- Objective
Copy each line in which the string "into" occurs.
━━━ Records supplied
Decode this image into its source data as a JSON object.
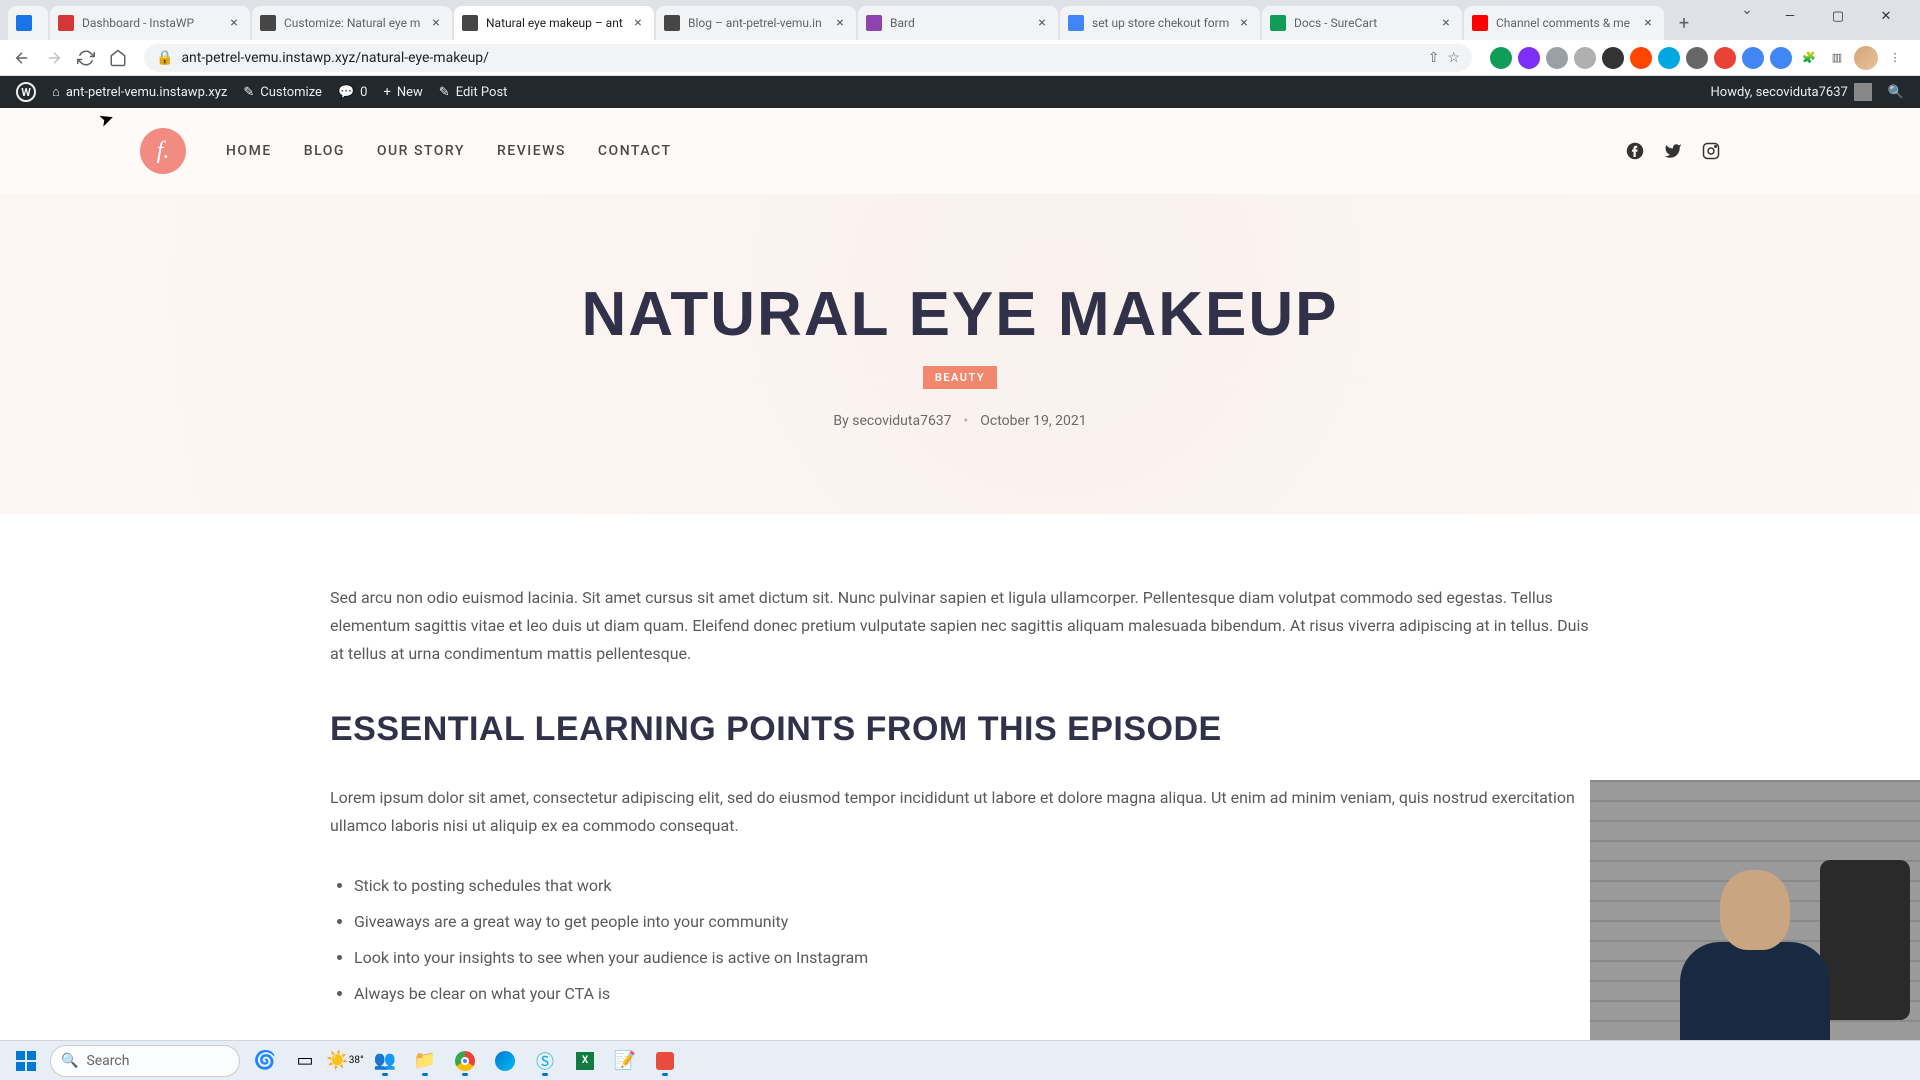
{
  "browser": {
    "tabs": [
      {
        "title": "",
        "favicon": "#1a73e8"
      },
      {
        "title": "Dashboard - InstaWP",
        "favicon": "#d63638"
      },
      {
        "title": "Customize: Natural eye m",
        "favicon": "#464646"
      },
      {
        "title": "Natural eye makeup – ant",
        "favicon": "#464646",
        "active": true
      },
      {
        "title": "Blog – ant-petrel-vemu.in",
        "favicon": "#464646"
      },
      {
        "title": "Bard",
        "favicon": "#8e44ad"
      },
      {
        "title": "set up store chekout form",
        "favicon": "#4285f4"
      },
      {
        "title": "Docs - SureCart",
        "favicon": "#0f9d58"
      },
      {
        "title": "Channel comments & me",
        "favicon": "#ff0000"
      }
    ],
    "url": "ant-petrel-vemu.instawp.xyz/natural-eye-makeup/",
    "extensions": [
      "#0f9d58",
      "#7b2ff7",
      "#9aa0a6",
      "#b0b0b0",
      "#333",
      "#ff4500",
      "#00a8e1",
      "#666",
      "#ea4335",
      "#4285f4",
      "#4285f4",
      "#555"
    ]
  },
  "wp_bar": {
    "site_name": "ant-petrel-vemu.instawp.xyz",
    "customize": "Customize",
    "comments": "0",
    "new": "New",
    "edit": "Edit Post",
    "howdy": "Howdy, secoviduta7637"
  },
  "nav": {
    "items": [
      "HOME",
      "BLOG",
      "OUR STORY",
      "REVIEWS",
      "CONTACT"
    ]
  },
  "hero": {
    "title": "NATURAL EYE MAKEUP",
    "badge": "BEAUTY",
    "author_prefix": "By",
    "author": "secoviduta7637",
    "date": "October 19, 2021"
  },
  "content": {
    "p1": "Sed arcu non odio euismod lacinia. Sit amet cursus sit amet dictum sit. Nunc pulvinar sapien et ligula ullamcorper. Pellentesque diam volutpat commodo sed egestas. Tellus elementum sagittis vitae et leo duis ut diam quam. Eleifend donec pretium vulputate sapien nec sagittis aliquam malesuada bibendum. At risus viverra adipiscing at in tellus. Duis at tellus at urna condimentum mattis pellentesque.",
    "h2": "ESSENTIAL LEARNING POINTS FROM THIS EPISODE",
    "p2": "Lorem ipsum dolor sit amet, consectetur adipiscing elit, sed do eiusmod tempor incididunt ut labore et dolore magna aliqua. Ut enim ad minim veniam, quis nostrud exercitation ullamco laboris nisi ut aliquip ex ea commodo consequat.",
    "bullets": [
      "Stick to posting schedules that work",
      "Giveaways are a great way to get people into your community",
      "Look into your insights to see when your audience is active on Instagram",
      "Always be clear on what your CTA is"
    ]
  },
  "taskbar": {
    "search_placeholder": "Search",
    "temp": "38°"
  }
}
━━━━━━
- The completed task
Decode this image into its source data as a JSON object.
      "Giveaways are a great way to get people into your community",
      "Look into your insights to see when your audience is active on Instagram",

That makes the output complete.